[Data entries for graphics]

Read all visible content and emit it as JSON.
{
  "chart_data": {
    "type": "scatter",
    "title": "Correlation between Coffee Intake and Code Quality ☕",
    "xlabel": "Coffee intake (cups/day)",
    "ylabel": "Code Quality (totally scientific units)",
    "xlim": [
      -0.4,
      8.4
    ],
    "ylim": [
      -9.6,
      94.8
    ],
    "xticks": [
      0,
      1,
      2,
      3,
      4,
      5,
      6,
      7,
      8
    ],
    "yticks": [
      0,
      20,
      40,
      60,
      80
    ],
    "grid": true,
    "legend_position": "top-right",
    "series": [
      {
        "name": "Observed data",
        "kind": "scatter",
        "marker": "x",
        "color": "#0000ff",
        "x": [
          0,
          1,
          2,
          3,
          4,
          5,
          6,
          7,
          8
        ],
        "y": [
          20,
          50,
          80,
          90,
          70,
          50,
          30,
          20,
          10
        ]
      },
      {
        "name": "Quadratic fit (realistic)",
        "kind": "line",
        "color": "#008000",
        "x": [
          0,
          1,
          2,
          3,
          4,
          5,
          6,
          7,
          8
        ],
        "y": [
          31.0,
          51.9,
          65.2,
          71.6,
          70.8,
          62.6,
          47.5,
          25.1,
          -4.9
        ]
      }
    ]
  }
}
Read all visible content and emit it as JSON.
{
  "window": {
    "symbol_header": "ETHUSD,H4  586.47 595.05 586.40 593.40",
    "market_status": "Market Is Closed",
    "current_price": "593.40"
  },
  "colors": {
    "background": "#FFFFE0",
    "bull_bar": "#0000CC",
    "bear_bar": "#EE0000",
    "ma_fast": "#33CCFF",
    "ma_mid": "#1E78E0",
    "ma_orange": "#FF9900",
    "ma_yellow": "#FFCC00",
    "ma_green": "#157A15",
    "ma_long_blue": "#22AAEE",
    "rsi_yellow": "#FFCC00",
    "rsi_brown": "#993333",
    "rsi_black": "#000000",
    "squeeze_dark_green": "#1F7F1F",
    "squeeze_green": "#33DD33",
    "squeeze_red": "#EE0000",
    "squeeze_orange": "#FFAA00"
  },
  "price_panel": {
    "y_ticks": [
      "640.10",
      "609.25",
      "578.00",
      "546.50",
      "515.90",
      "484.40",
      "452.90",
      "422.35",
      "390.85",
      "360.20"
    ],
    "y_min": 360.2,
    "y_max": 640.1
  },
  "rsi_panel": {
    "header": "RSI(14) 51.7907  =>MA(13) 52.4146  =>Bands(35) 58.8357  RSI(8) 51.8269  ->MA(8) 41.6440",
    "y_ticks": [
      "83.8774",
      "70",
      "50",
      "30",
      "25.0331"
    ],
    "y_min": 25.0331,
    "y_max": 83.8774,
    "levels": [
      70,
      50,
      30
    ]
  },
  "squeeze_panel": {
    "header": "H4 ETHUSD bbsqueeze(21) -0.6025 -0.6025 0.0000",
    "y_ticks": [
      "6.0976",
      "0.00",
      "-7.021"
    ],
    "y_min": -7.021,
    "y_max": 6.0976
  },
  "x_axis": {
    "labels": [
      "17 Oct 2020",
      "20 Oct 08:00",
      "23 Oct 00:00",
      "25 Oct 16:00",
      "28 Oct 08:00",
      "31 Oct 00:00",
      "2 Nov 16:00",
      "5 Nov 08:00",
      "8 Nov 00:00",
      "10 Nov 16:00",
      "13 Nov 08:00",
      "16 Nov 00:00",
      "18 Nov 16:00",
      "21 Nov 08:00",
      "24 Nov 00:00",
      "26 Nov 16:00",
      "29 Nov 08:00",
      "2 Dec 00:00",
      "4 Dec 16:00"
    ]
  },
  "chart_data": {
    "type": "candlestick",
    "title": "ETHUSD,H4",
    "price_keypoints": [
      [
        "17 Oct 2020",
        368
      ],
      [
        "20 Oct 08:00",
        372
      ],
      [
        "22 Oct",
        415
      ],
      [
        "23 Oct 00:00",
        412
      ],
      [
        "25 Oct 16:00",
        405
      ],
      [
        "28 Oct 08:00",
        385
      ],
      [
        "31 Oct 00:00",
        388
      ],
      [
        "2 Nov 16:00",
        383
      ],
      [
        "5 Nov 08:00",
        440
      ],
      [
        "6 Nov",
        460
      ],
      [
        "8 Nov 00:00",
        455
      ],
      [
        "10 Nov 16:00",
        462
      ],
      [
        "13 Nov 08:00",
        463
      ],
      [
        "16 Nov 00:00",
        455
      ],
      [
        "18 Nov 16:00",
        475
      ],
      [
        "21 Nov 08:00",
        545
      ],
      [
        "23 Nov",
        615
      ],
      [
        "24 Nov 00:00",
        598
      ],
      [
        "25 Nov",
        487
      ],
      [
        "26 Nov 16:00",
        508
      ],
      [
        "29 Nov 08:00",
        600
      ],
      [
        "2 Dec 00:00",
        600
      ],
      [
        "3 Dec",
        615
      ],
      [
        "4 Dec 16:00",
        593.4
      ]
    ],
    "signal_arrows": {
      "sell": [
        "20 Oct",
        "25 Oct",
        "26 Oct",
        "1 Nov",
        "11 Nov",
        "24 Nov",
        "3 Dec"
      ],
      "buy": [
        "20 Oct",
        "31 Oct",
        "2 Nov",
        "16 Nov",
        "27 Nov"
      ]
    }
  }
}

▸ **The task**
Return the entries above exactly, each one complete.

▸ **Task answer**
Read all visible content and emit it as JSON.
{
  "chart_data": {
    "type": "scatter",
    "title": "Correlation between Coffee Intake and Code Quality ☕",
    "xlabel": "Coffee intake (cups/day)",
    "ylabel": "Code Quality (totally scientific units)",
    "xlim": [
      -0.4,
      8.4
    ],
    "ylim": [
      -9.6,
      94.8
    ],
    "xticks": [
      0,
      1,
      2,
      3,
      4,
      5,
      6,
      7,
      8
    ],
    "yticks": [
      0,
      20,
      40,
      60,
      80
    ],
    "grid": true,
    "legend_position": "top-right",
    "series": [
      {
        "name": "Observed data",
        "kind": "scatter",
        "marker": "x",
        "color": "#0000ff",
        "x": [
          0,
          1,
          2,
          3,
          4,
          5,
          6,
          7,
          8
        ],
        "y": [
          20,
          50,
          80,
          90,
          70,
          50,
          30,
          20,
          10
        ]
      },
      {
        "name": "Quadratic fit (realistic)",
        "kind": "line",
        "color": "#008000",
        "x": [
          0,
          1,
          2,
          3,
          4,
          5,
          6,
          7,
          8
        ],
        "y": [
          31.0,
          51.9,
          65.2,
          71.6,
          70.8,
          62.6,
          47.5,
          25.1,
          -4.9
        ]
      }
    ]
  }
}
Read all visible content and emit it as JSON.
{
  "window": {
    "symbol_header": "ETHUSD,H4  586.47 595.05 586.40 593.40",
    "market_status": "Market Is Closed",
    "current_price": "593.40"
  },
  "colors": {
    "background": "#FFFFE0",
    "bull_bar": "#0000CC",
    "bear_bar": "#EE0000",
    "ma_fast": "#33CCFF",
    "ma_mid": "#1E78E0",
    "ma_orange": "#FF9900",
    "ma_yellow": "#FFCC00",
    "ma_green": "#157A15",
    "ma_long_blue": "#22AAEE",
    "rsi_yellow": "#FFCC00",
    "rsi_brown": "#993333",
    "rsi_black": "#000000",
    "squeeze_dark_green": "#1F7F1F",
    "squeeze_green": "#33DD33",
    "squeeze_red": "#EE0000",
    "squeeze_orange": "#FFAA00"
  },
  "price_panel": {
    "y_ticks": [
      "640.10",
      "609.25",
      "578.00",
      "546.50",
      "515.90",
      "484.40",
      "452.90",
      "422.35",
      "390.85",
      "360.20"
    ],
    "y_min": 360.2,
    "y_max": 640.1
  },
  "rsi_panel": {
    "header": "RSI(14) 51.7907  =>MA(13) 52.4146  =>Bands(35) 58.8357  RSI(8) 51.8269  ->MA(8) 41.6440",
    "y_ticks": [
      "83.8774",
      "70",
      "50",
      "30",
      "25.0331"
    ],
    "y_min": 25.0331,
    "y_max": 83.8774,
    "levels": [
      70,
      50,
      30
    ]
  },
  "squeeze_panel": {
    "header": "H4 ETHUSD bbsqueeze(21) -0.6025 -0.6025 0.0000",
    "y_ticks": [
      "6.0976",
      "0.00",
      "-7.021"
    ],
    "y_min": -7.021,
    "y_max": 6.0976
  },
  "x_axis": {
    "labels": [
      "17 Oct 2020",
      "20 Oct 08:00",
      "23 Oct 00:00",
      "25 Oct 16:00",
      "28 Oct 08:00",
      "31 Oct 00:00",
      "2 Nov 16:00",
      "5 Nov 08:00",
      "8 Nov 00:00",
      "10 Nov 16:00",
      "13 Nov 08:00",
      "16 Nov 00:00",
      "18 Nov 16:00",
      "21 Nov 08:00",
      "24 Nov 00:00",
      "26 Nov 16:00",
      "29 Nov 08:00",
      "2 Dec 00:00",
      "4 Dec 16:00"
    ]
  },
  "chart_data": {
    "type": "candlestick",
    "title": "ETHUSD,H4",
    "price_keypoints": [
      [
        "17 Oct 2020",
        368
      ],
      [
        "20 Oct 08:00",
        372
      ],
      [
        "22 Oct",
        415
      ],
      [
        "23 Oct 00:00",
        412
      ],
      [
        "25 Oct 16:00",
        405
      ],
      [
        "28 Oct 08:00",
        385
      ],
      [
        "31 Oct 00:00",
        388
      ],
      [
        "2 Nov 16:00",
        383
      ],
      [
        "5 Nov 08:00",
        440
      ],
      [
        "6 Nov",
        460
      ],
      [
        "8 Nov 00:00",
        455
      ],
      [
        "10 Nov 16:00",
        462
      ],
      [
        "13 Nov 08:00",
        463
      ],
      [
        "16 Nov 00:00",
        455
      ],
      [
        "18 Nov 16:00",
        475
      ],
      [
        "21 Nov 08:00",
        545
      ],
      [
        "23 Nov",
        615
      ],
      [
        "24 Nov 00:00",
        598
      ],
      [
        "25 Nov",
        487
      ],
      [
        "26 Nov 16:00",
        508
      ],
      [
        "29 Nov 08:00",
        600
      ],
      [
        "2 Dec 00:00",
        600
      ],
      [
        "3 Dec",
        615
      ],
      [
        "4 Dec 16:00",
        593.4
      ]
    ],
    "signal_arrows": {
      "sell": [
        "20 Oct",
        "25 Oct",
        "26 Oct",
        "1 Nov",
        "11 Nov",
        "24 Nov",
        "3 Dec"
      ],
      "buy": [
        "20 Oct",
        "31 Oct",
        "2 Nov",
        "16 Nov",
        "27 Nov"
      ]
    }
  }
}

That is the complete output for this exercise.